> [What you need to do]: Using the page on the method of least squares, explain why the method's regression line counts as the best fit for the data. Answer in one to three sentences.

> [Excerpt to read]:
************
Written By Keerthi Kulkarni
Last Modified 24-12-2024

The Method of Least Squares: Definition, Formula, Steps, Limitations

The Method of Least Squares: We come across variables during time series analysis, and many of them are the dependent type. Determining a relation between two or more variables is frequently required. The method of least squares is used to determine the best fit of a set of data points. The sum of the regressions of points from the plotted curve is minimised. It provides the best-fit trend line. In time series analysis, this method is the most widely used.

The least squares regression is utilised to predict the behaviour of dependent variables. The least squares method is widely used in evaluation and regression. This method is said to be a standard approach in regression analysis for approximating sets of equations with more equations than unknowns. It is associated with regression analysis and is widely used to make scatter plots easier to interpret.

What is the Method of Least Squares?

The method of least squares is a statistical method for determining the best fit line for given data in the form of an equation such as \(y = mx + b.\) The regression line is the curve of the equation. The goal of this method is to minimise the sum of squared errors as much as possible. This method is frequently used in data fitting, where the best fit result is supposed to reduce the sum of squared errors, which is defined as the difference between observed and fitted values. The sum of squared errors helps identify variation in observable data. The method of least squares analysis begins with a set of data points to be plotted on the graph of the \(XY\) plane.
************
> [Provided data]:
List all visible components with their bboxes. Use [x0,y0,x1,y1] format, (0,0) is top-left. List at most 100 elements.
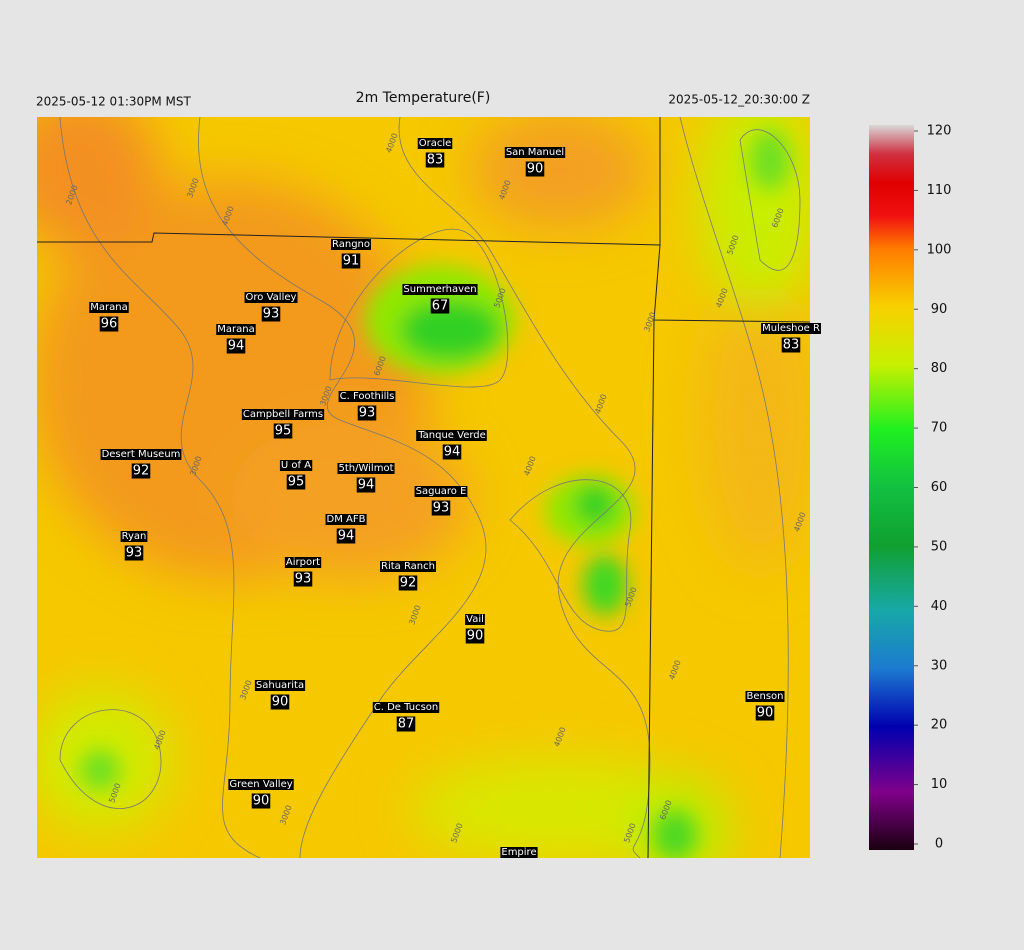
************
> [Solution to this problem]: The line counts as the best fit because the method's goal is to minimize the sum of squared errors as much as possible. The page defines that sum as the difference between observed and fitted values and says it helps identify variation in observable data.